• _SOURCE RECORDS_:
——————
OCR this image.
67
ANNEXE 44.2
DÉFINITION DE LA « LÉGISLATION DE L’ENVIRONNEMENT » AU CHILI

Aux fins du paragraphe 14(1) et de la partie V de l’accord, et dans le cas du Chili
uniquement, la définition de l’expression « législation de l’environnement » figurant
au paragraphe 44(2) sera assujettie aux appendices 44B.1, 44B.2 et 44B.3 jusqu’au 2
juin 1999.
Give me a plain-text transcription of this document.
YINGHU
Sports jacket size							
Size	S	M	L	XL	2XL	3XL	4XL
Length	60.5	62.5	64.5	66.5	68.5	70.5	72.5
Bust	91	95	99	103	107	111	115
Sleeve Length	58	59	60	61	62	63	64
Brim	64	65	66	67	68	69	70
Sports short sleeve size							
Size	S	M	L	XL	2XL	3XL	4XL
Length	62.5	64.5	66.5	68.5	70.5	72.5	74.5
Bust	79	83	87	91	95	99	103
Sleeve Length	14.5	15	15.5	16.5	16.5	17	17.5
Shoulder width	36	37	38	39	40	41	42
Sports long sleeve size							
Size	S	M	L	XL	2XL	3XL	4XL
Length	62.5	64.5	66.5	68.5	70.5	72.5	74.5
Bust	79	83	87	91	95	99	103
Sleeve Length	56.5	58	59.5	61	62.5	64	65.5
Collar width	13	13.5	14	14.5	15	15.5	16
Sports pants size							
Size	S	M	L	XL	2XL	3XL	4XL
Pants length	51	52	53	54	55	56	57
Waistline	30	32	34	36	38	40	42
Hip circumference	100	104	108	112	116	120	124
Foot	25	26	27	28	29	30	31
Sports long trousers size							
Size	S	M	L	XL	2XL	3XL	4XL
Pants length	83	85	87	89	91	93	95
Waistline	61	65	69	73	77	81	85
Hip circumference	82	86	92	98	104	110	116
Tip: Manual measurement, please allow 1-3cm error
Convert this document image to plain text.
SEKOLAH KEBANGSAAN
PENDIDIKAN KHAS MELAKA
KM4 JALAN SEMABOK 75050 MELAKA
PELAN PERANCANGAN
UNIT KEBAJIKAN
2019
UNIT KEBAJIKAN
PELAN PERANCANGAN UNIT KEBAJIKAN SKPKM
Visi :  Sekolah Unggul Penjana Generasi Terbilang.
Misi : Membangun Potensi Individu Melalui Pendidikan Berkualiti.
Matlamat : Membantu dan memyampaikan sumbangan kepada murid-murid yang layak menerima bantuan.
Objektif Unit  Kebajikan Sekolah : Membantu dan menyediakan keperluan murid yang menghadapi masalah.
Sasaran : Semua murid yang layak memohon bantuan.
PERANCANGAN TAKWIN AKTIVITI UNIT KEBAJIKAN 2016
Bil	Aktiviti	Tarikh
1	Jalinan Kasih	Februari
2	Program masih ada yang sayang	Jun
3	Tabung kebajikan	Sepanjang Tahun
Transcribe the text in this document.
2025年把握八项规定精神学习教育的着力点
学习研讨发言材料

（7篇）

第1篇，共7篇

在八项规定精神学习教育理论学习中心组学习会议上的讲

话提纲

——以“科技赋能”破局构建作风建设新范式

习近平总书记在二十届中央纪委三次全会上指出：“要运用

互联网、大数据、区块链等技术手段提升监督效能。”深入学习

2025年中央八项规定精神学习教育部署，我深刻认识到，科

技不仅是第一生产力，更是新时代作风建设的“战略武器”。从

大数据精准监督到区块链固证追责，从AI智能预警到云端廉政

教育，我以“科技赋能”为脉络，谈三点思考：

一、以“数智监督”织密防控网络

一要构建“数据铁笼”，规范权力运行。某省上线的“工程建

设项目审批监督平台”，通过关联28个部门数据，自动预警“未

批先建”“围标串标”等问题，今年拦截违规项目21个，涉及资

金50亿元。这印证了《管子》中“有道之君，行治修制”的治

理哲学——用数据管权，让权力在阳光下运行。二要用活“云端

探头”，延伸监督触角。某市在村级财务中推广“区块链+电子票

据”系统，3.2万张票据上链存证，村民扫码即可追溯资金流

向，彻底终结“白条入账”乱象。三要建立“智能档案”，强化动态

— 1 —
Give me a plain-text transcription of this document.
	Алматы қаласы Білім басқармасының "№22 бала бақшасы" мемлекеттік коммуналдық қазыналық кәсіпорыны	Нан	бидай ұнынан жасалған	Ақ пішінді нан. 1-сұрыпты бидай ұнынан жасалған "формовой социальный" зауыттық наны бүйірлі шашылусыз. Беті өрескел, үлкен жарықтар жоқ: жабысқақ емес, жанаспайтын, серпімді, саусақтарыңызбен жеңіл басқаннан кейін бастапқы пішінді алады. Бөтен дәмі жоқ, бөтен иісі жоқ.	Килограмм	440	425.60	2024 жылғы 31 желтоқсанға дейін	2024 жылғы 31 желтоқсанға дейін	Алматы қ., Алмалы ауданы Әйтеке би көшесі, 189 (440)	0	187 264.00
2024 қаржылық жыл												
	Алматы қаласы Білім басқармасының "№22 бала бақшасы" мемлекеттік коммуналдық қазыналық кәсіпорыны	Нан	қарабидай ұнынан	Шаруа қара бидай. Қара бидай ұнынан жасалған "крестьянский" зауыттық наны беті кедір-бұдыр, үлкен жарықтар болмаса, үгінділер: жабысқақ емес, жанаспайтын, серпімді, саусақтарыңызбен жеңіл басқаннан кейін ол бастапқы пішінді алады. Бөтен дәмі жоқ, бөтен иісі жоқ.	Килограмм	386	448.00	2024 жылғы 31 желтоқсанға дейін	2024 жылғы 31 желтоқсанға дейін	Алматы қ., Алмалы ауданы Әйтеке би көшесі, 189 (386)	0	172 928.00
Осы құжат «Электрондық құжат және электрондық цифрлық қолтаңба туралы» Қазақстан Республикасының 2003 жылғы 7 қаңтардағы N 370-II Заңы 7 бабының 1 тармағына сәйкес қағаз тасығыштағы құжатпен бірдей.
——————
• _TASK PROMPT_:
Your task is to reproduce all of the records exactly.

• _TASK RESULT_:
OCR this image.
67
ANNEXE 44.2
DÉFINITION DE LA « LÉGISLATION DE L’ENVIRONNEMENT » AU CHILI

Aux fins du paragraphe 14(1) et de la partie V de l’accord, et dans le cas du Chili
uniquement, la définition de l’expression « législation de l’environnement » figurant
au paragraphe 44(2) sera assujettie aux appendices 44B.1, 44B.2 et 44B.3 jusqu’au 2
juin 1999.
Give me a plain-text transcription of this document.
YINGHU
Sports jacket size							
Size	S	M	L	XL	2XL	3XL	4XL
Length	60.5	62.5	64.5	66.5	68.5	70.5	72.5
Bust	91	95	99	103	107	111	115
Sleeve Length	58	59	60	61	62	63	64
Brim	64	65	66	67	68	69	70
Sports short sleeve size							
Size	S	M	L	XL	2XL	3XL	4XL
Length	62.5	64.5	66.5	68.5	70.5	72.5	74.5
Bust	79	83	87	91	95	99	103
Sleeve Length	14.5	15	15.5	16.5	16.5	17	17.5
Shoulder width	36	37	38	39	40	41	42
Sports long sleeve size							
Size	S	M	L	XL	2XL	3XL	4XL
Length	62.5	64.5	66.5	68.5	70.5	72.5	74.5
Bust	79	83	87	91	95	99	103
Sleeve Length	56.5	58	59.5	61	62.5	64	65.5
Collar width	13	13.5	14	14.5	15	15.5	16
Sports pants size							
Size	S	M	L	XL	2XL	3XL	4XL
Pants length	51	52	53	54	55	56	57
Waistline	30	32	34	36	38	40	42
Hip circumference	100	104	108	112	116	120	124
Foot	25	26	27	28	29	30	31
Sports long trousers size							
Size	S	M	L	XL	2XL	3XL	4XL
Pants length	83	85	87	89	91	93	95
Waistline	61	65	69	73	77	81	85
Hip circumference	82	86	92	98	104	110	116
Tip: Manual measurement, please allow 1-3cm error
Convert this document image to plain text.
SEKOLAH KEBANGSAAN
PENDIDIKAN KHAS MELAKA
KM4 JALAN SEMABOK 75050 MELAKA
PELAN PERANCANGAN
UNIT KEBAJIKAN
2019
UNIT KEBAJIKAN
PELAN PERANCANGAN UNIT KEBAJIKAN SKPKM
Visi :  Sekolah Unggul Penjana Generasi Terbilang.
Misi : Membangun Potensi Individu Melalui Pendidikan Berkualiti.
Matlamat : Membantu dan memyampaikan sumbangan kepada murid-murid yang layak menerima bantuan.
Objektif Unit  Kebajikan Sekolah : Membantu dan menyediakan keperluan murid yang menghadapi masalah.
Sasaran : Semua murid yang layak memohon bantuan.
PERANCANGAN TAKWIN AKTIVITI UNIT KEBAJIKAN 2016
Bil	Aktiviti	Tarikh
1	Jalinan Kasih	Februari
2	Program masih ada yang sayang	Jun
3	Tabung kebajikan	Sepanjang Tahun
Transcribe the text in this document.
2025年把握八项规定精神学习教育的着力点
学习研讨发言材料

（7篇）

第1篇，共7篇

在八项规定精神学习教育理论学习中心组学习会议上的讲

话提纲

——以“科技赋能”破局构建作风建设新范式

习近平总书记在二十届中央纪委三次全会上指出：“要运用

互联网、大数据、区块链等技术手段提升监督效能。”深入学习

2025年中央八项规定精神学习教育部署，我深刻认识到，科

技不仅是第一生产力，更是新时代作风建设的“战略武器”。从

大数据精准监督到区块链固证追责，从AI智能预警到云端廉政

教育，我以“科技赋能”为脉络，谈三点思考：

一、以“数智监督”织密防控网络

一要构建“数据铁笼”，规范权力运行。某省上线的“工程建

设项目审批监督平台”，通过关联28个部门数据，自动预警“未

批先建”“围标串标”等问题，今年拦截违规项目21个，涉及资

金50亿元。这印证了《管子》中“有道之君，行治修制”的治

理哲学——用数据管权，让权力在阳光下运行。二要用活“云端

探头”，延伸监督触角。某市在村级财务中推广“区块链+电子票

据”系统，3.2万张票据上链存证，村民扫码即可追溯资金流

向，彻底终结“白条入账”乱象。三要建立“智能档案”，强化动态

— 1 —
Give me a plain-text transcription of this document.
	Алматы қаласы Білім басқармасының "№22 бала бақшасы" мемлекеттік коммуналдық қазыналық кәсіпорыны	Нан	бидай ұнынан жасалған	Ақ пішінді нан. 1-сұрыпты бидай ұнынан жасалған "формовой социальный" зауыттық наны бүйірлі шашылусыз. Беті өрескел, үлкен жарықтар жоқ: жабысқақ емес, жанаспайтын, серпімді, саусақтарыңызбен жеңіл басқаннан кейін бастапқы пішінді алады. Бөтен дәмі жоқ, бөтен иісі жоқ.	Килограмм	440	425.60	2024 жылғы 31 желтоқсанға дейін	2024 жылғы 31 желтоқсанға дейін	Алматы қ., Алмалы ауданы Әйтеке би көшесі, 189 (440)	0	187 264.00
2024 қаржылық жыл												
	Алматы қаласы Білім басқармасының "№22 бала бақшасы" мемлекеттік коммуналдық қазыналық кәсіпорыны	Нан	қарабидай ұнынан	Шаруа қара бидай. Қара бидай ұнынан жасалған "крестьянский" зауыттық наны беті кедір-бұдыр, үлкен жарықтар болмаса, үгінділер: жабысқақ емес, жанаспайтын, серпімді, саусақтарыңызбен жеңіл басқаннан кейін ол бастапқы пішінді алады. Бөтен дәмі жоқ, бөтен иісі жоқ.	Килограмм	386	448.00	2024 жылғы 31 желтоқсанға дейін	2024 жылғы 31 желтоқсанға дейін	Алматы қ., Алмалы ауданы Әйтеке би көшесі, 189 (386)	0	172 928.00
Осы құжат «Электрондық құжат және электрондық цифрлық қолтаңба туралы» Қазақстан Республикасының 2003 жылғы 7 қаңтардағы N 370-II Заңы 7 бабының 1 тармағына сәйкес қағаз тасығыштағы құжатпен бірдей.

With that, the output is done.